= RECORDS SHOWN =
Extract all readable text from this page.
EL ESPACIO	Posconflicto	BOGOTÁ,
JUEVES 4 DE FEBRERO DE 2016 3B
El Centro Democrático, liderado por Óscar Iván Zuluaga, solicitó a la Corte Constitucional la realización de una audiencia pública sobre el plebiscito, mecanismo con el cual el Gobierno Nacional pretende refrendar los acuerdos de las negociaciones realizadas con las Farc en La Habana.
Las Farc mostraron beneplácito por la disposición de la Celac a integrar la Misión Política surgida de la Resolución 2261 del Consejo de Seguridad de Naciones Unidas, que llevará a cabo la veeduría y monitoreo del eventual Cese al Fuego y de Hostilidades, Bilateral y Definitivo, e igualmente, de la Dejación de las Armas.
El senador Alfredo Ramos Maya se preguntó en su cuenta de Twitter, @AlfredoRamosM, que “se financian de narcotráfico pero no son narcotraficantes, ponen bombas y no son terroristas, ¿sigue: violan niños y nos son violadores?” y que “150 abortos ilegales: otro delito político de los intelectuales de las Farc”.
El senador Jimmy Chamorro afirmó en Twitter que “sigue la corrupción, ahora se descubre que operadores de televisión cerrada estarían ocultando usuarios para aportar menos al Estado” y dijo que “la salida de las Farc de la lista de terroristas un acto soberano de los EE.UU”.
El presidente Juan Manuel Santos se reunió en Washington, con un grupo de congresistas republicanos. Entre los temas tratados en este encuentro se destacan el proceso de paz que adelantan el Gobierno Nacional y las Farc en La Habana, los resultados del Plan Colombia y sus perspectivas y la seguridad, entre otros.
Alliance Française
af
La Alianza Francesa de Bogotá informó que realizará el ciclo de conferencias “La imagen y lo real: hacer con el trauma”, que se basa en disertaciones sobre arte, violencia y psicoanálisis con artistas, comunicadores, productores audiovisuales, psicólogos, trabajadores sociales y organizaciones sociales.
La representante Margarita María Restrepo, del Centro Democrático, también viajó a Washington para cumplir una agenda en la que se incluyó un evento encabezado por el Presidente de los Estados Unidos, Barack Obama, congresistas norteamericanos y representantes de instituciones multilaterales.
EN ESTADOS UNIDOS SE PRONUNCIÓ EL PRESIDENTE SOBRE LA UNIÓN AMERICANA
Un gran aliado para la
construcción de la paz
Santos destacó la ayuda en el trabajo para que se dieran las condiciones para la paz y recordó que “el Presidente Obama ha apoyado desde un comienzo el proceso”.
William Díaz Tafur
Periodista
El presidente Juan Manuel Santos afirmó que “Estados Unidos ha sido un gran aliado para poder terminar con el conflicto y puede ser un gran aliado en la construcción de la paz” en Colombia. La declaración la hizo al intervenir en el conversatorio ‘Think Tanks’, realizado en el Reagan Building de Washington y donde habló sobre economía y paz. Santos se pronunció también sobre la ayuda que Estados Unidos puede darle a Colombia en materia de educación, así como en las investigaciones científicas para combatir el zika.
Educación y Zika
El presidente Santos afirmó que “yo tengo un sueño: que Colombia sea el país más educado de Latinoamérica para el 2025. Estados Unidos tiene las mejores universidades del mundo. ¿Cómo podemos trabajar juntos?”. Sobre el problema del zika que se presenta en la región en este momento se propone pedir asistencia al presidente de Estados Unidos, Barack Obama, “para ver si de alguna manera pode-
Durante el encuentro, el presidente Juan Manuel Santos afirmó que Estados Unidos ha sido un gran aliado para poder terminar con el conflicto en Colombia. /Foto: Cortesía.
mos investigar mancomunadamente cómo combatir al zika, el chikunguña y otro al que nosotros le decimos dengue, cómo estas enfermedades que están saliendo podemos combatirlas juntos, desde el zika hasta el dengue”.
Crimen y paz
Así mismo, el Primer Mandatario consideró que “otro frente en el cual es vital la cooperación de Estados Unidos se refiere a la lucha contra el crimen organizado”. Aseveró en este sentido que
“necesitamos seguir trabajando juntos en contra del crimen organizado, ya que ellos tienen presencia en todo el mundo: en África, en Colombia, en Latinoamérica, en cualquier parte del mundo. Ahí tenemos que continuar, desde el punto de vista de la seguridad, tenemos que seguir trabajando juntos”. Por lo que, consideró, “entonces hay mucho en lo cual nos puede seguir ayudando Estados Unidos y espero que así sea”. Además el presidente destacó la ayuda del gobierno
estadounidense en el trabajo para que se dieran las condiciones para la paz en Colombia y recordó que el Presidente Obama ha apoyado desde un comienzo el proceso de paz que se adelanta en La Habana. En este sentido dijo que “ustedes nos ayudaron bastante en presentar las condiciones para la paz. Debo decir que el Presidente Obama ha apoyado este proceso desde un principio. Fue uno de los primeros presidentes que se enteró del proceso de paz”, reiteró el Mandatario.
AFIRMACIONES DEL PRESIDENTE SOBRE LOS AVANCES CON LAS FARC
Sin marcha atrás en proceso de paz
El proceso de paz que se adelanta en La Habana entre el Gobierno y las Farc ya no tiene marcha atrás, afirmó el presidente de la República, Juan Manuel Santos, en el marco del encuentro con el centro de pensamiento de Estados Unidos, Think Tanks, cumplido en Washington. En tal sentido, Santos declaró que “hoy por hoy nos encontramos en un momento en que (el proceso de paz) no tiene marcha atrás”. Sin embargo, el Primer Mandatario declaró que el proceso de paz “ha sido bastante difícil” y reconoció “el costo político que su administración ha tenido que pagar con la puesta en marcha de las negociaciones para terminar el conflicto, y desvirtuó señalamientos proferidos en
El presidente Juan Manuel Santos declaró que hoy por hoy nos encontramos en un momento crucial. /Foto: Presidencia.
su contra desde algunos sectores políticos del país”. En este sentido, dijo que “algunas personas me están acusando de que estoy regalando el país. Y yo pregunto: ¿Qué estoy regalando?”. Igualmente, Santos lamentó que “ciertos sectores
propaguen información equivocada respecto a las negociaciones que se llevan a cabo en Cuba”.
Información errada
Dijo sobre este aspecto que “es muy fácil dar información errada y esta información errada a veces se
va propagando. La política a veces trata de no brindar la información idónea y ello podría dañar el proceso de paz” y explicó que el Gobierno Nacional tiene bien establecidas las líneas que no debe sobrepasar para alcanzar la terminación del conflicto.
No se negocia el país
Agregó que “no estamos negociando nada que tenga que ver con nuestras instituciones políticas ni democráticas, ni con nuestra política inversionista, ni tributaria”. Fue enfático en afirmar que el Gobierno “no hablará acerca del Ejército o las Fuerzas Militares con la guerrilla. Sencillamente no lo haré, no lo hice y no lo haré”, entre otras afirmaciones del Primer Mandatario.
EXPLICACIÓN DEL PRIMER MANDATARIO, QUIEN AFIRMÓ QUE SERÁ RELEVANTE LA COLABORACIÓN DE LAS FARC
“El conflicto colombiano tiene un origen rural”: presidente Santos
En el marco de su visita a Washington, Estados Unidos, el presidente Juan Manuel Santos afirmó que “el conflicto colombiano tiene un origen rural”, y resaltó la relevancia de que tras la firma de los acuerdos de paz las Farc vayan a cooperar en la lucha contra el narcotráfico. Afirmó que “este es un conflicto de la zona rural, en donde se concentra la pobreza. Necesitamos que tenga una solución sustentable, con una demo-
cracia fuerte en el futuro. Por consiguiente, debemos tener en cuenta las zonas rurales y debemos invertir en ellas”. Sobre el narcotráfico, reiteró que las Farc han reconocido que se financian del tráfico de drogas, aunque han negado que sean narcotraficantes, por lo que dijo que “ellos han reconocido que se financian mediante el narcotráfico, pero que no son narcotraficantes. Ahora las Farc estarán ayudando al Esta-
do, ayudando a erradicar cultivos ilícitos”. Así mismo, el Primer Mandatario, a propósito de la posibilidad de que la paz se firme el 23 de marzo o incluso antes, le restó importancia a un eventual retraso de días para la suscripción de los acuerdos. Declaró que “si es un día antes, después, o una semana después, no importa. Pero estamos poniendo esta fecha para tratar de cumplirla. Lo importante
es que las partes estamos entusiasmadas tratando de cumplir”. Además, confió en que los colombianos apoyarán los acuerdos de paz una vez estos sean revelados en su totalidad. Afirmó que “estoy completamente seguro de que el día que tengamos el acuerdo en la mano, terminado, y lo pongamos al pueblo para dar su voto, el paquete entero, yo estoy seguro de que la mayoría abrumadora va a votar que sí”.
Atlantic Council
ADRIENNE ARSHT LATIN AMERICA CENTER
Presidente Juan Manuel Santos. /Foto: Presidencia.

= TASK DIRECTIONS =
In the data above, count the lines where the word "Foto" appears; reply with the number only.

= RESPONSE =
3